Start of Listed entries
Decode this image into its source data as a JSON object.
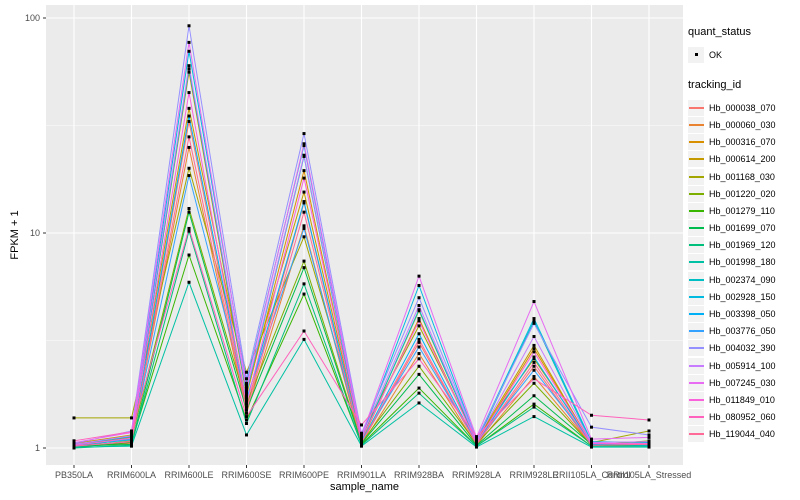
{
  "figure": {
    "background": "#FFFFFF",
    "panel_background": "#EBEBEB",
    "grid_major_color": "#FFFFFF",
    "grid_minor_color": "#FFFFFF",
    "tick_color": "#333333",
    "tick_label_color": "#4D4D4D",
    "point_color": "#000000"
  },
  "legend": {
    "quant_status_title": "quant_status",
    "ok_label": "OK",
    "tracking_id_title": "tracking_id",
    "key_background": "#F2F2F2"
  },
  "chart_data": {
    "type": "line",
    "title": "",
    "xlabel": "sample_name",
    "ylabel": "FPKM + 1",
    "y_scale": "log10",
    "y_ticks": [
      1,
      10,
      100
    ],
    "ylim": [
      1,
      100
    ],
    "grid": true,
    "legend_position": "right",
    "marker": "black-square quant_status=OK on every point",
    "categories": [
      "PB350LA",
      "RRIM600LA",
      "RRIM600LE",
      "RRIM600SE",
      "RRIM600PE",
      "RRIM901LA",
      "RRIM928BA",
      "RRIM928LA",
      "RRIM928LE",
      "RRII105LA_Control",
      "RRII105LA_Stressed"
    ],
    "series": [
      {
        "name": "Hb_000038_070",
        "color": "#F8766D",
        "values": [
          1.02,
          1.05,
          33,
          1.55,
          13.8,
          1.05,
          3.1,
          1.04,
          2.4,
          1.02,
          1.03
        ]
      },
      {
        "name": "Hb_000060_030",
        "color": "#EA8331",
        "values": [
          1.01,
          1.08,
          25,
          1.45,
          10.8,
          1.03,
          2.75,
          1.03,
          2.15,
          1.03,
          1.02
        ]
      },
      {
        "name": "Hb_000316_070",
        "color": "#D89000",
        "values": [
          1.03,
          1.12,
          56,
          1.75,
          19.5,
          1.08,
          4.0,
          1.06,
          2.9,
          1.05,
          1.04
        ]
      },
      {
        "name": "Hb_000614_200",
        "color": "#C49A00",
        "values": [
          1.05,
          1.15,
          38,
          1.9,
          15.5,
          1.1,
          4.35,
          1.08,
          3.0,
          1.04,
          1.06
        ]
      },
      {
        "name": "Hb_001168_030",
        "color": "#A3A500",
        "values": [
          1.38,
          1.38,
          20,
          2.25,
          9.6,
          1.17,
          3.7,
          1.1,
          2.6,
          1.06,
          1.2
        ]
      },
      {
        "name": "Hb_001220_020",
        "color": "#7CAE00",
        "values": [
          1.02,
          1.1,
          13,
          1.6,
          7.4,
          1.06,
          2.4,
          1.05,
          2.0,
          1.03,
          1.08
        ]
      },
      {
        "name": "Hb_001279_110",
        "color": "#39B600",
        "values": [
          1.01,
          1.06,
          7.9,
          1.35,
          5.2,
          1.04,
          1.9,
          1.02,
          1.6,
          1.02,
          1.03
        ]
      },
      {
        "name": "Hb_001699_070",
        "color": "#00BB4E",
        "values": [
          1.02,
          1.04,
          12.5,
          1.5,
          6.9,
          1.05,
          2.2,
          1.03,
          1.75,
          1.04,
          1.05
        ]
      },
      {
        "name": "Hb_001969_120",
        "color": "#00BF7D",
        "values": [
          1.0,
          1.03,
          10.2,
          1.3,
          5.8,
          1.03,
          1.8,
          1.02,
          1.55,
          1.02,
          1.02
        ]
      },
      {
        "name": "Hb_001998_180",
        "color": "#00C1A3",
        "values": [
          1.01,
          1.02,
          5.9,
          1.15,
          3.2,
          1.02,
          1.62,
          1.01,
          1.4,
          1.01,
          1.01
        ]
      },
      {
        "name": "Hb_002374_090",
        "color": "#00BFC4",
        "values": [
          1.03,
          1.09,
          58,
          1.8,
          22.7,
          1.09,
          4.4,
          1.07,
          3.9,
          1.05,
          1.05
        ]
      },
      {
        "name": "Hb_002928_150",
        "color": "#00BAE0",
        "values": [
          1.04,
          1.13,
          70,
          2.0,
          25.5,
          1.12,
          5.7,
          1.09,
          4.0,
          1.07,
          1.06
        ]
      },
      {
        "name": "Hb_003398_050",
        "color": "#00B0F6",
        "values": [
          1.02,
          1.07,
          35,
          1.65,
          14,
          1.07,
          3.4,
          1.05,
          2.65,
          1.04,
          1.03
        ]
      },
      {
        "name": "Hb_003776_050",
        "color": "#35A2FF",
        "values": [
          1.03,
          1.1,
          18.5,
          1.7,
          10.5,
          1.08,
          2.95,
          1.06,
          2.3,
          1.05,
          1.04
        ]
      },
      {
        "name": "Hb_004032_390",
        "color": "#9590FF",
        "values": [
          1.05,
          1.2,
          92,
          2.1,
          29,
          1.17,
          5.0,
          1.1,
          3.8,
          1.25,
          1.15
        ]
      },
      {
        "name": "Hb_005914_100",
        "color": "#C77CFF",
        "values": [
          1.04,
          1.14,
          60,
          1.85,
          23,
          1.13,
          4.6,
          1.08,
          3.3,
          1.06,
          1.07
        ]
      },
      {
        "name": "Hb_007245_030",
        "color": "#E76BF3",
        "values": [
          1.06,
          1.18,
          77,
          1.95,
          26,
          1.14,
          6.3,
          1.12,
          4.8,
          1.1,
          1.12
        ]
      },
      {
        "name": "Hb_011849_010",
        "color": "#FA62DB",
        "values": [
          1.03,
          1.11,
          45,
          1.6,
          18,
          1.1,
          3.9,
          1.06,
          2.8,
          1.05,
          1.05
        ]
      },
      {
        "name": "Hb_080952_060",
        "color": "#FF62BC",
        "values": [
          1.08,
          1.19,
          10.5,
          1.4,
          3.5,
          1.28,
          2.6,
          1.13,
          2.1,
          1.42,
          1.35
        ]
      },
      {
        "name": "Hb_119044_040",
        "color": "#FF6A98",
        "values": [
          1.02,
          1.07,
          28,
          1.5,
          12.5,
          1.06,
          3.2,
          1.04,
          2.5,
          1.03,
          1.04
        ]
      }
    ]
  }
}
End of Listed entries
Start of Listed entries
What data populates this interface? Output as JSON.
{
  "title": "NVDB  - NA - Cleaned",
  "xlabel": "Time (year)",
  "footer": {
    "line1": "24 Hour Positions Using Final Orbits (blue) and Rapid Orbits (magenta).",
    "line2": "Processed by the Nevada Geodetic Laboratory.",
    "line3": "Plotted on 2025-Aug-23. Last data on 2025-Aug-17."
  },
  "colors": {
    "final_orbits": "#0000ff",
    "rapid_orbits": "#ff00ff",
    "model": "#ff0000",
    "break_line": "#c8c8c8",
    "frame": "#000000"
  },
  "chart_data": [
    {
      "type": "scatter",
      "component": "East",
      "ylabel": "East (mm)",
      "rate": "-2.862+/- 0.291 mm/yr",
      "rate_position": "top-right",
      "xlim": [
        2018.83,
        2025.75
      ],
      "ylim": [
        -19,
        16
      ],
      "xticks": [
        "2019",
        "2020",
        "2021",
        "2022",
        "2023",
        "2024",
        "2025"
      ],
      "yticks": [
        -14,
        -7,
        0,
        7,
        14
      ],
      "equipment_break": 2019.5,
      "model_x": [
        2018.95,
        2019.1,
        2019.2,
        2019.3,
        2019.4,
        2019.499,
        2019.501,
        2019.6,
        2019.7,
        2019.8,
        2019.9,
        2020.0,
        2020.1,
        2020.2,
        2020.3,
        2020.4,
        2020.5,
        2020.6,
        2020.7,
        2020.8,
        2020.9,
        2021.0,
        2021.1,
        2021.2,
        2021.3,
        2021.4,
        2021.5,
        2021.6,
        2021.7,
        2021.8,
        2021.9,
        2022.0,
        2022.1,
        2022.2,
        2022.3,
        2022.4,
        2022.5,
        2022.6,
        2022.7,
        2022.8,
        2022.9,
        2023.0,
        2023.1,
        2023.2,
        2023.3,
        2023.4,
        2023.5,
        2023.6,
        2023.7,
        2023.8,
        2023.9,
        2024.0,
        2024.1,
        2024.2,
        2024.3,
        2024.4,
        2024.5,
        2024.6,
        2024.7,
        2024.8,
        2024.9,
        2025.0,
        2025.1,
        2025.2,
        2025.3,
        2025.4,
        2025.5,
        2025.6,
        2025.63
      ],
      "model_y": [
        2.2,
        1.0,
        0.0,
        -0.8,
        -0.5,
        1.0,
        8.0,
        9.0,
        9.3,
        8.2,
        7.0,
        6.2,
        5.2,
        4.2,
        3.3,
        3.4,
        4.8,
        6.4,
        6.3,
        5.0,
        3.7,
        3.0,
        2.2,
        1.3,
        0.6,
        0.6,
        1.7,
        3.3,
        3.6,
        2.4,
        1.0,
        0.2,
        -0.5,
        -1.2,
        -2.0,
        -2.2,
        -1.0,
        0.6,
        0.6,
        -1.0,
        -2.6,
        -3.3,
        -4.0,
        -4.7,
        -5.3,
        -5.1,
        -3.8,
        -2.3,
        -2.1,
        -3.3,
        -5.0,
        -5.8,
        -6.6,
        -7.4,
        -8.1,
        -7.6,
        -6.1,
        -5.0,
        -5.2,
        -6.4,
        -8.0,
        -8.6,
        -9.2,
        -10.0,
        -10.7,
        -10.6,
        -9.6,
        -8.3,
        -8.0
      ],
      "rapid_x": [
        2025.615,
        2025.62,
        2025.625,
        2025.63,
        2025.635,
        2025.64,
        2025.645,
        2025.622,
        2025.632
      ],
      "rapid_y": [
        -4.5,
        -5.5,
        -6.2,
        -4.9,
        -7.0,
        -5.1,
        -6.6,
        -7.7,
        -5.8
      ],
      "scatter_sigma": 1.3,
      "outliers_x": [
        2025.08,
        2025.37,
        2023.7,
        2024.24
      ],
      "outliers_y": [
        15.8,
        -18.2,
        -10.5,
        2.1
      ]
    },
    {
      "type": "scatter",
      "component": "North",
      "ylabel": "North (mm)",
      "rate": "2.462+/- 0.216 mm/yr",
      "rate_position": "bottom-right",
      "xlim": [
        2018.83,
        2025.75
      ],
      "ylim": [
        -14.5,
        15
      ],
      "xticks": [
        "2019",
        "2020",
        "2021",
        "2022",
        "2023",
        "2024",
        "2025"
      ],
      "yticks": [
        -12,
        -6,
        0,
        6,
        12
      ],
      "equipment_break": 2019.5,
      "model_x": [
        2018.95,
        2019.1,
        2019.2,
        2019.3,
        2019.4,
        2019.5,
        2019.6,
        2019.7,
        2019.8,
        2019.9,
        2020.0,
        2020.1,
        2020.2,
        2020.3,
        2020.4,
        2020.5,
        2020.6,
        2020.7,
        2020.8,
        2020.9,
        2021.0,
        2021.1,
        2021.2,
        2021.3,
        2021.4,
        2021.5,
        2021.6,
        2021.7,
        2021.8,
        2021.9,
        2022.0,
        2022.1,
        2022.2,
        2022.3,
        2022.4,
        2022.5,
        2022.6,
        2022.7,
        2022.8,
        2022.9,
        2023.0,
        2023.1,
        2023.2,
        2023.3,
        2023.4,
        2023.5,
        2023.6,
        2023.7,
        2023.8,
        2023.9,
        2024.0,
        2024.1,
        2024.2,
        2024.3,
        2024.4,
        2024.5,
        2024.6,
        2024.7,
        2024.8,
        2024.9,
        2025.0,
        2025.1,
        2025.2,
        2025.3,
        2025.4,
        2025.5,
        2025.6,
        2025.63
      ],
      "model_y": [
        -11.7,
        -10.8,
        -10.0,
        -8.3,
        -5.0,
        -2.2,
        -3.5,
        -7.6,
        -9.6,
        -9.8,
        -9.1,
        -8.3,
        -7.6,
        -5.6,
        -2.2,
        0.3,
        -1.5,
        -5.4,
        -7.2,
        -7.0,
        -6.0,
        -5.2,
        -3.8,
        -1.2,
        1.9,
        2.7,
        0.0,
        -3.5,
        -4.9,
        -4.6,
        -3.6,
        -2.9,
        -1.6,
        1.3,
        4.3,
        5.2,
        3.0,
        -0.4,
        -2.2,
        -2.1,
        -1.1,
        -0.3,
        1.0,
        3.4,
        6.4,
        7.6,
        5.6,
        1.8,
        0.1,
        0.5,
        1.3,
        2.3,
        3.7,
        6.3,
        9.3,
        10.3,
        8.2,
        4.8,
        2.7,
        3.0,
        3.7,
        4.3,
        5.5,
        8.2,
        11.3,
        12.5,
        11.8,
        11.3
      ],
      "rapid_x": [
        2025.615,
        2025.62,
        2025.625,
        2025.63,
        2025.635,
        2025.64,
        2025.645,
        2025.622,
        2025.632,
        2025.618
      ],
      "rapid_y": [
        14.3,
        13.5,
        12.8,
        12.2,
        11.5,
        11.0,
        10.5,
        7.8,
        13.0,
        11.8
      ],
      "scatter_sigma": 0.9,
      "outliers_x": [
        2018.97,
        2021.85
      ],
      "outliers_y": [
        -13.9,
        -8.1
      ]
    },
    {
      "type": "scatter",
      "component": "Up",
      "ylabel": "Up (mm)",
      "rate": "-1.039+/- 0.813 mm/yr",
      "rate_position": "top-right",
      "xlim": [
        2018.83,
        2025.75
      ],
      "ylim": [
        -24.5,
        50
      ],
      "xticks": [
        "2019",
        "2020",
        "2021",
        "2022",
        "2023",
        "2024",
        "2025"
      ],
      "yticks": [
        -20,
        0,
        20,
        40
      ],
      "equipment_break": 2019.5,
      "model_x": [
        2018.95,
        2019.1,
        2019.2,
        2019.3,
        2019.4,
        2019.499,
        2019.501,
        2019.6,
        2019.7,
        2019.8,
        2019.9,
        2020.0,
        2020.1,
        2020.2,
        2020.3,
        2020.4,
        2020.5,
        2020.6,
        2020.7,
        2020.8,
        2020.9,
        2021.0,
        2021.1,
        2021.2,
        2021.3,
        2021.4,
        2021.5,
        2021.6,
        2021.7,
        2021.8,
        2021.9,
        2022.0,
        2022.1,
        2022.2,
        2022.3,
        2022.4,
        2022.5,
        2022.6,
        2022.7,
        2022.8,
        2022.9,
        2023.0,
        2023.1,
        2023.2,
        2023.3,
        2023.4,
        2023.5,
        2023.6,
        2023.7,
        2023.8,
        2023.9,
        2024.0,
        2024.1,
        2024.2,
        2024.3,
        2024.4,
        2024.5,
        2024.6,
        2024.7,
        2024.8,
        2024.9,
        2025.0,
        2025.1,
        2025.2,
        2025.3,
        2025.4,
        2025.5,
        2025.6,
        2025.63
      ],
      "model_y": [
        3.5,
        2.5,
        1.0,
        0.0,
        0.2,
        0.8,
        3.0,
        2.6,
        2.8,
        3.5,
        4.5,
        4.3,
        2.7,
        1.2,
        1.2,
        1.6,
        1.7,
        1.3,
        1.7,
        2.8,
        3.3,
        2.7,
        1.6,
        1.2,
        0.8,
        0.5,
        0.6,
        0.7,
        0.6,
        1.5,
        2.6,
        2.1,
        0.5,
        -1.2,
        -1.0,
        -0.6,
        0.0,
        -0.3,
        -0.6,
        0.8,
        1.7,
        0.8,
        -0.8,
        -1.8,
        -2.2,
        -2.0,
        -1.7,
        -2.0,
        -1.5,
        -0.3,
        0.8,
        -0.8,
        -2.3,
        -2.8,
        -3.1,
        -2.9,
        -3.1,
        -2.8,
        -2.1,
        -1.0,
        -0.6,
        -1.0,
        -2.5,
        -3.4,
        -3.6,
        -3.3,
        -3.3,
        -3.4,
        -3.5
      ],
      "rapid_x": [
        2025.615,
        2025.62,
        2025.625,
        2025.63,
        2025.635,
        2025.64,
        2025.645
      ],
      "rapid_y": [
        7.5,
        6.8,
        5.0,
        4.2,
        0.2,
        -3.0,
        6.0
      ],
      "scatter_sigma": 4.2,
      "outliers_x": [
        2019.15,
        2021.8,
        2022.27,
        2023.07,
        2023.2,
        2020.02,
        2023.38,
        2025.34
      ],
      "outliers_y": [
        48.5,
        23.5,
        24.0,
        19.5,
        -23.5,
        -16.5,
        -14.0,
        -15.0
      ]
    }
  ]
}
End of Listed entries
Go through the entries above and pull out each line with "JSON" in it.

Decode this image into its source data as a JSON object.
What data populates this interface? Output as JSON.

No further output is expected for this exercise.